What to work on - From the entries that follow, list every line in which the string "Demand" appears.
======== Listing
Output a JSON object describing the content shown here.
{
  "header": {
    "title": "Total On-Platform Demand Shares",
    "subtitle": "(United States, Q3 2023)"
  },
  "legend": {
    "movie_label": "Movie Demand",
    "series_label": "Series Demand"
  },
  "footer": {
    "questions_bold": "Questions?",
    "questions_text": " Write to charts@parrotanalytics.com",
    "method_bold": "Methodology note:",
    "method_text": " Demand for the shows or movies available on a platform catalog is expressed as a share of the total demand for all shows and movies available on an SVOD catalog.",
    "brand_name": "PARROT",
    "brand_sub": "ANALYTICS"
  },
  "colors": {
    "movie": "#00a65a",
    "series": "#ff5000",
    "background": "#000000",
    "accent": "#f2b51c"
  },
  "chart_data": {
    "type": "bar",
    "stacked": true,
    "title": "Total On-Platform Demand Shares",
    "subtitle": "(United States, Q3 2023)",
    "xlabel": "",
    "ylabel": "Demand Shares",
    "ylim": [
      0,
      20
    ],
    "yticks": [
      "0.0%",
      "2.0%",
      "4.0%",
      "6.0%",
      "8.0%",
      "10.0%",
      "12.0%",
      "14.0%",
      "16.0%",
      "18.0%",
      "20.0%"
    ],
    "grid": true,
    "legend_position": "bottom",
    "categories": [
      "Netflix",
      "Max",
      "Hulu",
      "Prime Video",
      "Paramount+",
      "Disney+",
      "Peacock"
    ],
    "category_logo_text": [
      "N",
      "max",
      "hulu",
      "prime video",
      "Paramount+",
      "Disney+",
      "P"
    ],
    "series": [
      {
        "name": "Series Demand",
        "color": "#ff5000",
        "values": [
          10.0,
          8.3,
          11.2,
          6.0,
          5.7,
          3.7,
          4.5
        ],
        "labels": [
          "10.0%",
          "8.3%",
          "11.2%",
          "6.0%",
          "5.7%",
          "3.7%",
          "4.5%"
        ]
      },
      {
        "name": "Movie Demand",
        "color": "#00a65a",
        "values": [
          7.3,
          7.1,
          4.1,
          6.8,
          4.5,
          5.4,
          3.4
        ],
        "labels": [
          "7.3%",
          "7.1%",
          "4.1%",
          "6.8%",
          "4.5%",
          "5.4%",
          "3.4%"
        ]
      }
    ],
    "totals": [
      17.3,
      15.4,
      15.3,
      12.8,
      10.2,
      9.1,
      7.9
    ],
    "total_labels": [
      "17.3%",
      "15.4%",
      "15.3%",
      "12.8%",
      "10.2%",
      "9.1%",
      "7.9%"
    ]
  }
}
================
Final answer -
    "title": "Total On-Platform Demand Shares",
    "movie_label": "Movie Demand",
    "series_label": "Series Demand"
    "method_text": " Demand for the shows or movies available on a platform catalog is expressed as a share of the total demand for all shows and movies available on an SVOD catalog.",
    "title": "Total On-Platform Demand Shares",
    "ylabel": "Demand Shares",
        "name": "Series Demand",
        "name": "Movie Demand",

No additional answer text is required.